§ PROBLEM DESCRIPTION
Extract and list every line that contains the word "FlyDoc".

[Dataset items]
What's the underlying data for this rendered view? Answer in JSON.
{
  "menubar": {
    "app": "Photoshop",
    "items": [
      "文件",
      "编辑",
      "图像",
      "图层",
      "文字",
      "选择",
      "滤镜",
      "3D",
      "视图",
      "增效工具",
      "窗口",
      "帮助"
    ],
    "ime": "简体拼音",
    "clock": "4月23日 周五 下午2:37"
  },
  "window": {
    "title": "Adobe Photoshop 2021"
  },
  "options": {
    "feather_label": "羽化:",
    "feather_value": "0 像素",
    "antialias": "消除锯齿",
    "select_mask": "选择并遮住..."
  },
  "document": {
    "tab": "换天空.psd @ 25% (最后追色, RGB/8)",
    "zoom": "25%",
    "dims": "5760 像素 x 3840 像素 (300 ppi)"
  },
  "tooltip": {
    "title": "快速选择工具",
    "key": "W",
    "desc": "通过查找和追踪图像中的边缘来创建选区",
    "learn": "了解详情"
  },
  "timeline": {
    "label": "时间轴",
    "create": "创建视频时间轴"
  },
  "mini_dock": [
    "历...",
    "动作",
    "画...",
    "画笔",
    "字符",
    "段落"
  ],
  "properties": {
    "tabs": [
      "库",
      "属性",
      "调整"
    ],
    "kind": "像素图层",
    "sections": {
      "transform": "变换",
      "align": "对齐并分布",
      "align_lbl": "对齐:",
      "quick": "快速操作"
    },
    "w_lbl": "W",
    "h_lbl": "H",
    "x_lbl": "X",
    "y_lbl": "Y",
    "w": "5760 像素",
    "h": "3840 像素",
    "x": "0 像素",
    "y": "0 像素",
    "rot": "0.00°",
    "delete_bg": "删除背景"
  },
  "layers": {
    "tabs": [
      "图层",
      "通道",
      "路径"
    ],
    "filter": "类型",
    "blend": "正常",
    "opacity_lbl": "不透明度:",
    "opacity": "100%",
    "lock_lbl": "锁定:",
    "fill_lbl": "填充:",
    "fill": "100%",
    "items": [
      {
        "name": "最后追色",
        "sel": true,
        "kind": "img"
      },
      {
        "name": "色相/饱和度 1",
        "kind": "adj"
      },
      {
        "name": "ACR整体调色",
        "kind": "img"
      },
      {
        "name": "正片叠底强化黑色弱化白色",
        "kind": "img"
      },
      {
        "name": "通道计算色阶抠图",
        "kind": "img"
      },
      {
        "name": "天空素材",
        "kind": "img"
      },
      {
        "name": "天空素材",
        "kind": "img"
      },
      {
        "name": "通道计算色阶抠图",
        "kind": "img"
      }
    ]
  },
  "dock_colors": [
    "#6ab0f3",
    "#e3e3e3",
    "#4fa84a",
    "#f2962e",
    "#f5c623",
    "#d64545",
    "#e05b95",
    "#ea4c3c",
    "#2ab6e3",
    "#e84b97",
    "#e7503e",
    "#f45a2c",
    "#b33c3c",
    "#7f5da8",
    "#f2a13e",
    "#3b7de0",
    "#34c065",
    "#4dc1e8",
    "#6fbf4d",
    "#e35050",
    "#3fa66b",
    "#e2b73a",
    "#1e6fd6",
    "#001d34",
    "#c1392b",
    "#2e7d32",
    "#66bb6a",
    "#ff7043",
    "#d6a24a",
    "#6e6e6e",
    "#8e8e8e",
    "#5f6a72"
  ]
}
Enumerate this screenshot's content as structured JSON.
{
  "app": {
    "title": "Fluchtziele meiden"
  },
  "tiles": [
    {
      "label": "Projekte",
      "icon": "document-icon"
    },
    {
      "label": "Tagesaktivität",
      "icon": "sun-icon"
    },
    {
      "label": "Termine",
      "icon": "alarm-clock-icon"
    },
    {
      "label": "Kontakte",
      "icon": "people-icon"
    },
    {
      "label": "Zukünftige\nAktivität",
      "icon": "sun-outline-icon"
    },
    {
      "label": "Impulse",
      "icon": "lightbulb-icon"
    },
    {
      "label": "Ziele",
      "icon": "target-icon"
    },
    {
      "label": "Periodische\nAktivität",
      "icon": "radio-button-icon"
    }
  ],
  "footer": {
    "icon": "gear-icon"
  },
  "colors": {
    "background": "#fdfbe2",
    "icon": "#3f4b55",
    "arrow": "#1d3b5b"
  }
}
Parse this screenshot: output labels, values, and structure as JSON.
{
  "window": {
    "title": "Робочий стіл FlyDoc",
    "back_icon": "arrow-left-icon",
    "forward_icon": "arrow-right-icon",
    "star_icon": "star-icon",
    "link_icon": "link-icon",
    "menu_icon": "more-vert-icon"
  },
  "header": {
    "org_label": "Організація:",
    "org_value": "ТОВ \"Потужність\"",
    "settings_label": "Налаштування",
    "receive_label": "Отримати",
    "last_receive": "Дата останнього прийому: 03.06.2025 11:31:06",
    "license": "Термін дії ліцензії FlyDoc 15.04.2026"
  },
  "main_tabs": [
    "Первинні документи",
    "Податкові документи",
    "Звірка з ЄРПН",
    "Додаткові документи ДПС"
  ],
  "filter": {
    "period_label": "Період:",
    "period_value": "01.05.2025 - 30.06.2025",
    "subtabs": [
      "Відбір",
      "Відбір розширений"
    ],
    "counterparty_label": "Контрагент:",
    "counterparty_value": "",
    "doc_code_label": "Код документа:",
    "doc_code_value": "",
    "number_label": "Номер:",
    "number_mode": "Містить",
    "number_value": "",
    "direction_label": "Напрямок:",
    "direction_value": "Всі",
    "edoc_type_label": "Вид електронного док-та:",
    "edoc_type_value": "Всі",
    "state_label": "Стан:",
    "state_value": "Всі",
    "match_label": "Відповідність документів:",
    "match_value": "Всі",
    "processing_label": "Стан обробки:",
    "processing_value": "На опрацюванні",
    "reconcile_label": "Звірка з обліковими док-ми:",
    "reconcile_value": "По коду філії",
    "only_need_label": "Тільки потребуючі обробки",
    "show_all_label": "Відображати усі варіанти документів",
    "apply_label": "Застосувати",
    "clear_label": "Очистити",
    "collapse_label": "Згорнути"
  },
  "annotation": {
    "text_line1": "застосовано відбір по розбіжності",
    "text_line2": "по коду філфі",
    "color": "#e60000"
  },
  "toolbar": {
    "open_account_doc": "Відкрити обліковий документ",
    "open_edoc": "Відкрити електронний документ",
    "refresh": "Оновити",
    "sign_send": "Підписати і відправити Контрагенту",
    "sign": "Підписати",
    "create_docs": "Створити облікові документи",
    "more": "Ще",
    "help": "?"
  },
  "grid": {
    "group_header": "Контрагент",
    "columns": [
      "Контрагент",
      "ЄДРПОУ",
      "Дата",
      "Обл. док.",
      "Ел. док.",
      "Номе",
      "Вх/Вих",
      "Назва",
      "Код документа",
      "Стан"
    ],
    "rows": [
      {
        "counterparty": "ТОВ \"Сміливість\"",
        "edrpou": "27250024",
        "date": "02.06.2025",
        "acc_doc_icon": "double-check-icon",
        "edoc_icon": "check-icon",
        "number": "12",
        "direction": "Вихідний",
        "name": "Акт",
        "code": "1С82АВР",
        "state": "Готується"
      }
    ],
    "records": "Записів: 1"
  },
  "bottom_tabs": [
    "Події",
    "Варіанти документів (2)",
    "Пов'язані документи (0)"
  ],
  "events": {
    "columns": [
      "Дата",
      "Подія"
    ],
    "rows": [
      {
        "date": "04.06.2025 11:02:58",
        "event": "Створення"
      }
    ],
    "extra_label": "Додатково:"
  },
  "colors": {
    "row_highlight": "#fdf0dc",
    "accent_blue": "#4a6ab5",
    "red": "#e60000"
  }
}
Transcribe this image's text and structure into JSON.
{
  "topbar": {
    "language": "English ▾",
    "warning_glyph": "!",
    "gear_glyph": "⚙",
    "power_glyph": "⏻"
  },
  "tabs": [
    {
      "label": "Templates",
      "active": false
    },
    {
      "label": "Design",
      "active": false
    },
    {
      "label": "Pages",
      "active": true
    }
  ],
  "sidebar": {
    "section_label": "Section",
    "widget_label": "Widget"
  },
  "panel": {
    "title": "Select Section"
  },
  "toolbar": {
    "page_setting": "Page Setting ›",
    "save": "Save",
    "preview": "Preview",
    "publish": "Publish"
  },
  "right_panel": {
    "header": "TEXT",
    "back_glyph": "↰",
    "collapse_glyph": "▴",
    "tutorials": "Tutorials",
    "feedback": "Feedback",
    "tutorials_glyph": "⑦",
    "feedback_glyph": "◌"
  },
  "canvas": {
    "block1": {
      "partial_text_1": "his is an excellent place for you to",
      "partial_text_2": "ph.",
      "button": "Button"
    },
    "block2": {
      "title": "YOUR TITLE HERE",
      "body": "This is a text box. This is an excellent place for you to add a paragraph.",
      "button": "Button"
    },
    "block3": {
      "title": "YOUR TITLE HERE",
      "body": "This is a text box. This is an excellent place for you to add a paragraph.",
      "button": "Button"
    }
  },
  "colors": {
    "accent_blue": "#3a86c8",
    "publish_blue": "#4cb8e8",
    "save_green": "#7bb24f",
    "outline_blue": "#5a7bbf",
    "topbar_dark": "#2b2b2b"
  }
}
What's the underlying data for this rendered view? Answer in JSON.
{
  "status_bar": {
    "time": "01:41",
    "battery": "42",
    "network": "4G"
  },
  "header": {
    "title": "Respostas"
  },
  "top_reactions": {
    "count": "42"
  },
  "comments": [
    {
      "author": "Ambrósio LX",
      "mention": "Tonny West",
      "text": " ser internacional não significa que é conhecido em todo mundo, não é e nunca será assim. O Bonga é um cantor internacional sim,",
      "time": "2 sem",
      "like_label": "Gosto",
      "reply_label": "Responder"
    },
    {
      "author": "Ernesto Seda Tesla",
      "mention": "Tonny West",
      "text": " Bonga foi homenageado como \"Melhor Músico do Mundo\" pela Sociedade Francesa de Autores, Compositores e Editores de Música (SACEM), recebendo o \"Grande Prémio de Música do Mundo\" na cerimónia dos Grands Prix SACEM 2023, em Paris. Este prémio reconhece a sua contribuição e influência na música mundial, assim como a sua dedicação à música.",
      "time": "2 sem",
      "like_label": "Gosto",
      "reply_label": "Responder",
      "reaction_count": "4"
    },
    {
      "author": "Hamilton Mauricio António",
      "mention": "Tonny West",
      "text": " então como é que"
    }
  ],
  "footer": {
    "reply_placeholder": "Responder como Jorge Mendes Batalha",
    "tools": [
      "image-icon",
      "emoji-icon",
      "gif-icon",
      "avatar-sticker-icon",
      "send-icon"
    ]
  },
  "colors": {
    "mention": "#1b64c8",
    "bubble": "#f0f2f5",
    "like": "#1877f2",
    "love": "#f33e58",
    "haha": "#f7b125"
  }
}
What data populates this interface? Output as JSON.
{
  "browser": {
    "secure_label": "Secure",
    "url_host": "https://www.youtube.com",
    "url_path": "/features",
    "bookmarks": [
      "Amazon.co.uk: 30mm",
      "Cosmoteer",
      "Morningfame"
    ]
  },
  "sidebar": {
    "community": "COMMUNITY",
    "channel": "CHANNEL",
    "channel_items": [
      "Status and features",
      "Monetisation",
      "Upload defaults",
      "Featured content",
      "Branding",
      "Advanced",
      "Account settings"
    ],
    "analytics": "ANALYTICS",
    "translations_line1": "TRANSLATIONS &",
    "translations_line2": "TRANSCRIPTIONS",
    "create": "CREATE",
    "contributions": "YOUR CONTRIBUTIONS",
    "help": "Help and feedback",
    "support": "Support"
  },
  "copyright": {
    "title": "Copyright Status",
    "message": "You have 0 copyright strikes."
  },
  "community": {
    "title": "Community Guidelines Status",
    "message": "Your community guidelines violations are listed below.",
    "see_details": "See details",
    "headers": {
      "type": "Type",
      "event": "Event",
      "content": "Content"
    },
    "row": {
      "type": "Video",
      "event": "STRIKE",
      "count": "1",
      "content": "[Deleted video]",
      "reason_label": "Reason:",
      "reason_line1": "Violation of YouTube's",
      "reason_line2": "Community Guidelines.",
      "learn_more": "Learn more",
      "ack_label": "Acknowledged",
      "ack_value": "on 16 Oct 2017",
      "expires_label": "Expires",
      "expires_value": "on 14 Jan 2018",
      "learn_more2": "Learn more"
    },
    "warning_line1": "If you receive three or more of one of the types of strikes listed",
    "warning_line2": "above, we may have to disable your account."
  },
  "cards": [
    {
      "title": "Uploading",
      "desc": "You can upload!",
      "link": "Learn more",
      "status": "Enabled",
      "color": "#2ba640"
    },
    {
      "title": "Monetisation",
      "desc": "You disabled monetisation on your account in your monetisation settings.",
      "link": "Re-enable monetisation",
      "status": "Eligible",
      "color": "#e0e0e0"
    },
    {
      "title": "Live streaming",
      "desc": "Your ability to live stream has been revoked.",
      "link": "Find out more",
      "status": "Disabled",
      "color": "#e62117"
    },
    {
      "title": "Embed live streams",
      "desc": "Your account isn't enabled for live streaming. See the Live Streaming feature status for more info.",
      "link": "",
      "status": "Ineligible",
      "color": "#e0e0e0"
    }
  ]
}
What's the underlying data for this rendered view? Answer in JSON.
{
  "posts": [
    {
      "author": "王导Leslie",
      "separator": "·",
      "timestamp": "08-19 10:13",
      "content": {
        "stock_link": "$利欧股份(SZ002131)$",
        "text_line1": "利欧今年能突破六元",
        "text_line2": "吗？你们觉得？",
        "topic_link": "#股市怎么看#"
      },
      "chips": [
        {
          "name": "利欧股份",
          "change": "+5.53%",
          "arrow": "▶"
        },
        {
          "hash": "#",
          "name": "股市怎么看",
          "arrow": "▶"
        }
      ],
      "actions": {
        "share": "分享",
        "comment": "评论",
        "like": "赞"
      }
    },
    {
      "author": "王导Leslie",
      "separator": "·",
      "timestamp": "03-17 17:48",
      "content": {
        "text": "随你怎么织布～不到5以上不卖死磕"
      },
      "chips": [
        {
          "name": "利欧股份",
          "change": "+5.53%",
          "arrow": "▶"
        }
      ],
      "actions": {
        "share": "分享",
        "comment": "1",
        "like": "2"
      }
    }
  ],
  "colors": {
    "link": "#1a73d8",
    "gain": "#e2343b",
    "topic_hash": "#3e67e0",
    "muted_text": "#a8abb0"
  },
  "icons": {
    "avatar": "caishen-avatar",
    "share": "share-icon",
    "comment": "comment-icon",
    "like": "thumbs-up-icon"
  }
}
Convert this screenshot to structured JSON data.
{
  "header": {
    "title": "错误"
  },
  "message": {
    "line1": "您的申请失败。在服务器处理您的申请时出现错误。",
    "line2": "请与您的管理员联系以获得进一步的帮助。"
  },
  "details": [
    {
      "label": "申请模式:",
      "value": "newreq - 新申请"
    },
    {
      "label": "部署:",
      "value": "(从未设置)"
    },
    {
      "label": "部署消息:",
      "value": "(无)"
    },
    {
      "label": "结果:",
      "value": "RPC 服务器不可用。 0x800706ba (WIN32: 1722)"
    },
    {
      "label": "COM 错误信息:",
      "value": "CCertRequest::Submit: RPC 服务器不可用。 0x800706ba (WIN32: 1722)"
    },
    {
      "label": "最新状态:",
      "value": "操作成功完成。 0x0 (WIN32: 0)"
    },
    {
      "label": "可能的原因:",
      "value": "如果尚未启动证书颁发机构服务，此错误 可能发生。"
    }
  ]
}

§ ANSWER TO THIS EXERCISE
    "title": "Робочий стіл FlyDoc",
    "license": "Термін дії ліцензії FlyDoc 15.04.2026"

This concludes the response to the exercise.